WHAT YOU HAVE TO DO | Extract each line of the data and write it out again exactly.

-------- DATA LISTING

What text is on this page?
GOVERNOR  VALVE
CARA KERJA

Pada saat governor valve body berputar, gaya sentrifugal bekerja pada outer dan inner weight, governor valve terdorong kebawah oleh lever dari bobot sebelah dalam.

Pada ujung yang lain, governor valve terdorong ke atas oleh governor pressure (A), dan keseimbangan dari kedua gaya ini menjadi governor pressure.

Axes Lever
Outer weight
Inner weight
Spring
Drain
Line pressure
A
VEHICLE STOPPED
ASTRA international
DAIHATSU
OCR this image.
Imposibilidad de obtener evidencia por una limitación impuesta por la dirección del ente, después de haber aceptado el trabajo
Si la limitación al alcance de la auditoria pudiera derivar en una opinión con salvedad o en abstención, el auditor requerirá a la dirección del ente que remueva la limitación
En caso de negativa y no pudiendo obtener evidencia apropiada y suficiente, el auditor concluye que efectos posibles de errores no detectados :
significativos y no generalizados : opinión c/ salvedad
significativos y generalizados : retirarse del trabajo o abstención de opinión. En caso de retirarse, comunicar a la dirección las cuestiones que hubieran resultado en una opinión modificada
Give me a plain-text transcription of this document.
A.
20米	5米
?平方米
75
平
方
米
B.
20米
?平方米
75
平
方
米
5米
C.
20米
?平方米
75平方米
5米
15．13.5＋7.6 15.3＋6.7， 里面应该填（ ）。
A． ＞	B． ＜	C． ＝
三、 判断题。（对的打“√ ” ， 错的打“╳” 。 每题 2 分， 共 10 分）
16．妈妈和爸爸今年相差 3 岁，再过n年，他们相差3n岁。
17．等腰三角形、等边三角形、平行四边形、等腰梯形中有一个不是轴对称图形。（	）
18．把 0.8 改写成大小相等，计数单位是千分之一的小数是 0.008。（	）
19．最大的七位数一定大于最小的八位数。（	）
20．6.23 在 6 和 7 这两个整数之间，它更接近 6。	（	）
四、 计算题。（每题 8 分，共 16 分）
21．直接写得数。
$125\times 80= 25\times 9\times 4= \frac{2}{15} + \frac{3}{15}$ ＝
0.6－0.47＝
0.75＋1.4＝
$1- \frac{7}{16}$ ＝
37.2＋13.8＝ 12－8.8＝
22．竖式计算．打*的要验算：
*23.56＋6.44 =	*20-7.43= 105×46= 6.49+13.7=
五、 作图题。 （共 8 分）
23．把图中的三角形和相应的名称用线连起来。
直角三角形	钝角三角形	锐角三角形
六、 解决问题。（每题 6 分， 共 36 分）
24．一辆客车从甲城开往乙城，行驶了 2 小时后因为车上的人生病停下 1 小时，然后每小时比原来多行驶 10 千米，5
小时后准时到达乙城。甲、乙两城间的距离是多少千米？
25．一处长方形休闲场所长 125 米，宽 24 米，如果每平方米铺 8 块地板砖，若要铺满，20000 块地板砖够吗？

----------------

TASK SOLUTION |
What text is on this page?
GOVERNOR  VALVE
CARA KERJA

Pada saat governor valve body berputar, gaya sentrifugal bekerja pada outer dan inner weight, governor valve terdorong kebawah oleh lever dari bobot sebelah dalam.

Pada ujung yang lain, governor valve terdorong ke atas oleh governor pressure (A), dan keseimbangan dari kedua gaya ini menjadi governor pressure.

Axes Lever
Outer weight
Inner weight
Spring
Drain
Line pressure
A
VEHICLE STOPPED
ASTRA international
DAIHATSU
OCR this image.
Imposibilidad de obtener evidencia por una limitación impuesta por la dirección del ente, después de haber aceptado el trabajo
Si la limitación al alcance de la auditoria pudiera derivar en una opinión con salvedad o en abstención, el auditor requerirá a la dirección del ente que remueva la limitación
En caso de negativa y no pudiendo obtener evidencia apropiada y suficiente, el auditor concluye que efectos posibles de errores no detectados :
significativos y no generalizados : opinión c/ salvedad
significativos y generalizados : retirarse del trabajo o abstención de opinión. En caso de retirarse, comunicar a la dirección las cuestiones que hubieran resultado en una opinión modificada
Give me a plain-text transcription of this document.
A.
20米	5米
?平方米
75
平
方
米
B.
20米
?平方米
75
平
方
米
5米
C.
20米
?平方米
75平方米
5米
15．13.5＋7.6 15.3＋6.7， 里面应该填（ ）。
A． ＞	B． ＜	C． ＝
三、 判断题。（对的打“√ ” ， 错的打“╳” 。 每题 2 分， 共 10 分）
16．妈妈和爸爸今年相差 3 岁，再过n年，他们相差3n岁。
17．等腰三角形、等边三角形、平行四边形、等腰梯形中有一个不是轴对称图形。（	）
18．把 0.8 改写成大小相等，计数单位是千分之一的小数是 0.008。（	）
19．最大的七位数一定大于最小的八位数。（	）
20．6.23 在 6 和 7 这两个整数之间，它更接近 6。	（	）
四、 计算题。（每题 8 分，共 16 分）
21．直接写得数。
$125\times 80= 25\times 9\times 4= \frac{2}{15} + \frac{3}{15}$ ＝
0.6－0.47＝
0.75＋1.4＝
$1- \frac{7}{16}$ ＝
37.2＋13.8＝ 12－8.8＝
22．竖式计算．打*的要验算：
*23.56＋6.44 =	*20-7.43= 105×46= 6.49+13.7=
五、 作图题。 （共 8 分）
23．把图中的三角形和相应的名称用线连起来。
直角三角形	钝角三角形	锐角三角形
六、 解决问题。（每题 6 分， 共 36 分）
24．一辆客车从甲城开往乙城，行驶了 2 小时后因为车上的人生病停下 1 小时，然后每小时比原来多行驶 10 千米，5
小时后准时到达乙城。甲、乙两城间的距离是多少千米？
25．一处长方形休闲场所长 125 米，宽 24 米，如果每平方米铺 8 块地板砖，若要铺满，20000 块地板砖够吗？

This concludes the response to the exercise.